[Items from a dataset]
+--
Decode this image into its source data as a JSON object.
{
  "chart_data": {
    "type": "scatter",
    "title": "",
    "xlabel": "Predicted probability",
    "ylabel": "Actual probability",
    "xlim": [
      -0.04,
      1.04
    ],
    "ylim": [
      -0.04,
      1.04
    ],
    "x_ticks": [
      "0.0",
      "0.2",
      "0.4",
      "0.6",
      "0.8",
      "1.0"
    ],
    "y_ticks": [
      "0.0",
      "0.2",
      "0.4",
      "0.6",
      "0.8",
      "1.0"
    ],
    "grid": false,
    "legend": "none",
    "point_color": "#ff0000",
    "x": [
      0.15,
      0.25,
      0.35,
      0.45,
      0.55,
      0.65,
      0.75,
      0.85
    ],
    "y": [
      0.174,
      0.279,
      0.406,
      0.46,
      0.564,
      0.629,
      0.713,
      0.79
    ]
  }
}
+--
▸ **Set task**: Output every record above exactly as it appears.

▸ **Correct result**:
Decode this image into its source data as a JSON object.
{
  "chart_data": {
    "type": "scatter",
    "title": "",
    "xlabel": "Predicted probability",
    "ylabel": "Actual probability",
    "xlim": [
      -0.04,
      1.04
    ],
    "ylim": [
      -0.04,
      1.04
    ],
    "x_ticks": [
      "0.0",
      "0.2",
      "0.4",
      "0.6",
      "0.8",
      "1.0"
    ],
    "y_ticks": [
      "0.0",
      "0.2",
      "0.4",
      "0.6",
      "0.8",
      "1.0"
    ],
    "grid": false,
    "legend": "none",
    "point_color": "#ff0000",
    "x": [
      0.15,
      0.25,
      0.35,
      0.45,
      0.55,
      0.65,
      0.75,
      0.85
    ],
    "y": [
      0.174,
      0.279,
      0.406,
      0.46,
      0.564,
      0.629,
      0.713,
      0.79
    ]
  }
}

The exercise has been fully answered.